* begin Input data *

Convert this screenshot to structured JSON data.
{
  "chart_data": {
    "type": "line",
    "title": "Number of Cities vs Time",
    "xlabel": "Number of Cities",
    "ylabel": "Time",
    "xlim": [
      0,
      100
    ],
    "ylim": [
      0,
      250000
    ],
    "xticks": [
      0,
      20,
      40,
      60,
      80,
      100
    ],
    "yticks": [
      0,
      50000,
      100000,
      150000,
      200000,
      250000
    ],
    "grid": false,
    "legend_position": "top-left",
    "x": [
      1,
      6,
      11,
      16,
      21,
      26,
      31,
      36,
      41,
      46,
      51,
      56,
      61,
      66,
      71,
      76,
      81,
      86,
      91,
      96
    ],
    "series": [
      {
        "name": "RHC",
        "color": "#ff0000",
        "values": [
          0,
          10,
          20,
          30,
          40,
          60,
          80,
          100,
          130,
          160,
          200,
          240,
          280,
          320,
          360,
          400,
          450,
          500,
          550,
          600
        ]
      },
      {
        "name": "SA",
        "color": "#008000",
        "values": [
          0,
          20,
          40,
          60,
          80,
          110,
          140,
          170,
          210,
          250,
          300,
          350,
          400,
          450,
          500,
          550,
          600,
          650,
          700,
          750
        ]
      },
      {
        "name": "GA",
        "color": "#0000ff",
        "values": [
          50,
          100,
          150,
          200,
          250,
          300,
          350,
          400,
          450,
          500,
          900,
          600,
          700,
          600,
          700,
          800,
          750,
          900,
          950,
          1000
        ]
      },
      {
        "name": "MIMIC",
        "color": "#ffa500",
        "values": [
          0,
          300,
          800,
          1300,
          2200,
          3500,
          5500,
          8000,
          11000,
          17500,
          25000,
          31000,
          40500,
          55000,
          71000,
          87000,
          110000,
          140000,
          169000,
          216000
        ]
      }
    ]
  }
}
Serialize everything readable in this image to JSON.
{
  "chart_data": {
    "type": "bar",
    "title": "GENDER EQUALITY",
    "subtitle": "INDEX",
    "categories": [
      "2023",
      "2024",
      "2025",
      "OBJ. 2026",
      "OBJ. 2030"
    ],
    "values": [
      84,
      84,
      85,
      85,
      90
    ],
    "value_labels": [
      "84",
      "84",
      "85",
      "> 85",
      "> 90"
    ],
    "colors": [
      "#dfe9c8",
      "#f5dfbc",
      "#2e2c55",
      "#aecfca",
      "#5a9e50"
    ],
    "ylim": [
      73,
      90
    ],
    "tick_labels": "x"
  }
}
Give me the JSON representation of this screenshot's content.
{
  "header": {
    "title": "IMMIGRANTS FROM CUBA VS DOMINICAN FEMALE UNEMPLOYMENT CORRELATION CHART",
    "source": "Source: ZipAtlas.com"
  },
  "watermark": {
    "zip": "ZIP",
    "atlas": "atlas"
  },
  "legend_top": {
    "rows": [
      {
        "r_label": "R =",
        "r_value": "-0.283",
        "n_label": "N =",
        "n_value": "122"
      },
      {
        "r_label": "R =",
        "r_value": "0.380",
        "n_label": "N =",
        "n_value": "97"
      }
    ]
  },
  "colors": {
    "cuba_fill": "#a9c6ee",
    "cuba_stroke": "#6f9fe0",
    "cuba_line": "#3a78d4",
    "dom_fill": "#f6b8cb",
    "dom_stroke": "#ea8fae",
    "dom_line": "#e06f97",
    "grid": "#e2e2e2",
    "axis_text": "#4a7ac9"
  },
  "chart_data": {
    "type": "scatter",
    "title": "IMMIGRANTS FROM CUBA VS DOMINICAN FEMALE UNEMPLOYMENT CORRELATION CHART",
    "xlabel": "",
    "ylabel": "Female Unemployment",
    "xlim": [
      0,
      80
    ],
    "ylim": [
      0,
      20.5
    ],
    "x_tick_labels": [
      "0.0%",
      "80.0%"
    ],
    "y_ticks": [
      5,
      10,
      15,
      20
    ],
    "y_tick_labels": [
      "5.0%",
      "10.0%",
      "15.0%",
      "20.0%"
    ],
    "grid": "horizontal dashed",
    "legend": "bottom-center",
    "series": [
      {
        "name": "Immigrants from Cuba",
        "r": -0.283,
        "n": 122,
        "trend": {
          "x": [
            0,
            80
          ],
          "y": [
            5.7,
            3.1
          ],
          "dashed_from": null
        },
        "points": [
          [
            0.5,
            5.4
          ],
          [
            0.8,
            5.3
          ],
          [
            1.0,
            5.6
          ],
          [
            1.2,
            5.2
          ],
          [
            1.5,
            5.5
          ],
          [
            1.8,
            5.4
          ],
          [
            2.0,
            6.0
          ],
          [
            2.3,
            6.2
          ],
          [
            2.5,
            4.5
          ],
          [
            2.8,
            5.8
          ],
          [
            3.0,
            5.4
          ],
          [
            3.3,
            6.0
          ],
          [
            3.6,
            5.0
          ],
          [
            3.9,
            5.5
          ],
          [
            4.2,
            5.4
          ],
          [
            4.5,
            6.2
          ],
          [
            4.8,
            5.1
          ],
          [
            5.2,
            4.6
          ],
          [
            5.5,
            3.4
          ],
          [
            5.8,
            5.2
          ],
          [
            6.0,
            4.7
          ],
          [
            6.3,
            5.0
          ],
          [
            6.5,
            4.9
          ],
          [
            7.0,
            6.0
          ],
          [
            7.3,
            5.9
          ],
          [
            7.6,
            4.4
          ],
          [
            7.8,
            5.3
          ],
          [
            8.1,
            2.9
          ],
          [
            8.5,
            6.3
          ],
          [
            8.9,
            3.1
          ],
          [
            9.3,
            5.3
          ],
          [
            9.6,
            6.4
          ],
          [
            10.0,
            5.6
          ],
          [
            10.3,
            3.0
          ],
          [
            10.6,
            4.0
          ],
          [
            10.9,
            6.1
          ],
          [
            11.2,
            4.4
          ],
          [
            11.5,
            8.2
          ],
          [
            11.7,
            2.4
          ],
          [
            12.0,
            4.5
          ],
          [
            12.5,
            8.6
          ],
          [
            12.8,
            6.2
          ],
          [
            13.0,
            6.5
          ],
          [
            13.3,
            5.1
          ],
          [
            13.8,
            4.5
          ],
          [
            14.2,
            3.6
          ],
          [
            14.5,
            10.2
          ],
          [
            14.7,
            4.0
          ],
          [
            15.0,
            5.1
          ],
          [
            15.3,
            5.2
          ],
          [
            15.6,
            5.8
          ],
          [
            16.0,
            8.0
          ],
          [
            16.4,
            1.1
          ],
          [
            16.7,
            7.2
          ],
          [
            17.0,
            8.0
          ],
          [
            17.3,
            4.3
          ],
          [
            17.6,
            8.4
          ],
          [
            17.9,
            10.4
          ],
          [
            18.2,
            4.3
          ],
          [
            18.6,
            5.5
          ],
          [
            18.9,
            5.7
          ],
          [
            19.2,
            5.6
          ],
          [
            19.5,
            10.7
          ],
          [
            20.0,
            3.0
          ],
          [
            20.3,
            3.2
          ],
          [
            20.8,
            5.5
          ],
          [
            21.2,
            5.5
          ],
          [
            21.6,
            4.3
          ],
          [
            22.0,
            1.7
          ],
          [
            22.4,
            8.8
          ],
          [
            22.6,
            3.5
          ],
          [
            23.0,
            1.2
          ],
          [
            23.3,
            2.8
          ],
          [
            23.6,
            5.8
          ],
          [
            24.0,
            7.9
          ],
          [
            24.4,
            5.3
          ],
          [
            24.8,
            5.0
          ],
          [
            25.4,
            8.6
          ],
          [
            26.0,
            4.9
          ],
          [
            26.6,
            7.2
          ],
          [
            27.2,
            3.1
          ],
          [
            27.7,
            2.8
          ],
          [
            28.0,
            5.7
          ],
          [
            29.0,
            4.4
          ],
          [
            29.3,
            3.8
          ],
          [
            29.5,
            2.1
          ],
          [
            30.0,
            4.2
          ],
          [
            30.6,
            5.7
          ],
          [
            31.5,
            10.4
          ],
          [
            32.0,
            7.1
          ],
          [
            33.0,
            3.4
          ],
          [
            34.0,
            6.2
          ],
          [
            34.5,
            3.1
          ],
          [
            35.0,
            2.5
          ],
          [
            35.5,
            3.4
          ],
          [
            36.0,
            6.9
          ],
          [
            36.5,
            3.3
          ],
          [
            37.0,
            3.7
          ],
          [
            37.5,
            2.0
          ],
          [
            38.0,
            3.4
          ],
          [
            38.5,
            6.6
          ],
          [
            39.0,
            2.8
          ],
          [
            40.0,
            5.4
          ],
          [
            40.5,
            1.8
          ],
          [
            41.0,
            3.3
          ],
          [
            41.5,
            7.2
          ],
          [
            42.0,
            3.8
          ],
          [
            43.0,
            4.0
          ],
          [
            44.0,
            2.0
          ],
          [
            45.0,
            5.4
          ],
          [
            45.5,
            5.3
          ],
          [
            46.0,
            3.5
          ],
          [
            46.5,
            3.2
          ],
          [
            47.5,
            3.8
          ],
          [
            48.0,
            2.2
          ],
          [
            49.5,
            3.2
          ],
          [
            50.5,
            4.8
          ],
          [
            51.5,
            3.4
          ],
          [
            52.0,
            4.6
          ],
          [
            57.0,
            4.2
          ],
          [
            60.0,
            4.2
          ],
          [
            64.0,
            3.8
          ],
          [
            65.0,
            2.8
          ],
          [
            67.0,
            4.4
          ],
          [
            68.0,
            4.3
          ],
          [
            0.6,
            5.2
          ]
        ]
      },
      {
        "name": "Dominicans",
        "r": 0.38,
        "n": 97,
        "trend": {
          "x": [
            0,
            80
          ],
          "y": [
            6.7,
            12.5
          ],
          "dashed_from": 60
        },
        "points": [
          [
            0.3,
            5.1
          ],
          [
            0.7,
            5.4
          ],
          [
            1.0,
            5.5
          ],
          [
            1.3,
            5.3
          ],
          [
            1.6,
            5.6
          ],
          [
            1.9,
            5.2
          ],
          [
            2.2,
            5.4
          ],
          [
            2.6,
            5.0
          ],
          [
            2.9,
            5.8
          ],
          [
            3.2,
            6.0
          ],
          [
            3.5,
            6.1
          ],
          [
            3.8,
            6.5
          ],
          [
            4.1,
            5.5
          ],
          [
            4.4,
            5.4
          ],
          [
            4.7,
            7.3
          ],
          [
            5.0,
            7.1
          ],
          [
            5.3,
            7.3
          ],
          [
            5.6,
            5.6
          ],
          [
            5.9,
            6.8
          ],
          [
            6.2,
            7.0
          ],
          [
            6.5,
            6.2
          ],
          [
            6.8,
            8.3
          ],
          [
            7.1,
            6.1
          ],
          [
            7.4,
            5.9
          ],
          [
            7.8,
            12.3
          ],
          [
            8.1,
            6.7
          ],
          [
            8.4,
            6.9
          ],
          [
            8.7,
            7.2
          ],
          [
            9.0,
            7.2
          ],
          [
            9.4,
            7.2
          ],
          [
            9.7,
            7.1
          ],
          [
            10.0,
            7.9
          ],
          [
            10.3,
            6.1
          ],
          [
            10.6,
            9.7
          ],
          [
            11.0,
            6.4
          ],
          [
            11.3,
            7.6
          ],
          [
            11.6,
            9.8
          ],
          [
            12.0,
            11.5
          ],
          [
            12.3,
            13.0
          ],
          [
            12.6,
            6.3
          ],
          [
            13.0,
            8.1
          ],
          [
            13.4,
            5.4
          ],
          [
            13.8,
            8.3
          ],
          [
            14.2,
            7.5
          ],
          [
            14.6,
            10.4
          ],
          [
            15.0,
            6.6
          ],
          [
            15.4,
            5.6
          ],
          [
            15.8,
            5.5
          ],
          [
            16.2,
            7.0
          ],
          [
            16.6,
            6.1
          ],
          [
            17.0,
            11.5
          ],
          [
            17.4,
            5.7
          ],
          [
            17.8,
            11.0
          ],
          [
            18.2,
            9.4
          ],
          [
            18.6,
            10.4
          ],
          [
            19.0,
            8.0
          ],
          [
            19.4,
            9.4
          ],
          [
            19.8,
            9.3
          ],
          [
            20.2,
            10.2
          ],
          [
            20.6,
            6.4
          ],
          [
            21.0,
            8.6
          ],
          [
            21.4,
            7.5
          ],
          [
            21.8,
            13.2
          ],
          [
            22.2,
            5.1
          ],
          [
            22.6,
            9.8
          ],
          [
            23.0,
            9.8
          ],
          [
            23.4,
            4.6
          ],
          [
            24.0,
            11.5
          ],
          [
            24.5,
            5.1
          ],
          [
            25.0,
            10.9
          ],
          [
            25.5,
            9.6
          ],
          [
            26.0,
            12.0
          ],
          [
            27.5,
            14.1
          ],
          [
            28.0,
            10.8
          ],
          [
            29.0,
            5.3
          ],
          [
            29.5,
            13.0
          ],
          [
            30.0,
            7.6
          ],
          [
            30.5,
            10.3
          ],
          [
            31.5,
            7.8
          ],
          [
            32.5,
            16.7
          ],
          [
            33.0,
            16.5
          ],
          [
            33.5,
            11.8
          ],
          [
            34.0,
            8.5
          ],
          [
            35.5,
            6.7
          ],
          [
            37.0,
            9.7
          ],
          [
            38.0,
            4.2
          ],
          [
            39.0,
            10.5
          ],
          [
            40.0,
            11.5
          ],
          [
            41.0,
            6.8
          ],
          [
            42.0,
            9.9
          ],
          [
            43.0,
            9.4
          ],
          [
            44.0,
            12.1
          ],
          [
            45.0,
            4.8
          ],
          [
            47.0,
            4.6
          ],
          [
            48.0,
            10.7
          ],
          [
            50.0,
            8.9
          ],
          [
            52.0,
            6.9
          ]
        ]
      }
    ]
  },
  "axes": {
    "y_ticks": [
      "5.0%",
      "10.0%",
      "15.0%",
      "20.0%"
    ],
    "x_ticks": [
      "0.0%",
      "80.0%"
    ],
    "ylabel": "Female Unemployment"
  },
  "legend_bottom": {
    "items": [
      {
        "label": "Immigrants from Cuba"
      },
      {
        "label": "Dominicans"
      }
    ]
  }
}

* end Input data *

> **Work to be completed**
In the material above, show every line where the word "JSON" turns up.

> **Task solution**
Convert this screenshot to structured JSON data.
Serialize everything readable in this image to JSON.
Give me the JSON representation of this screenshot's content.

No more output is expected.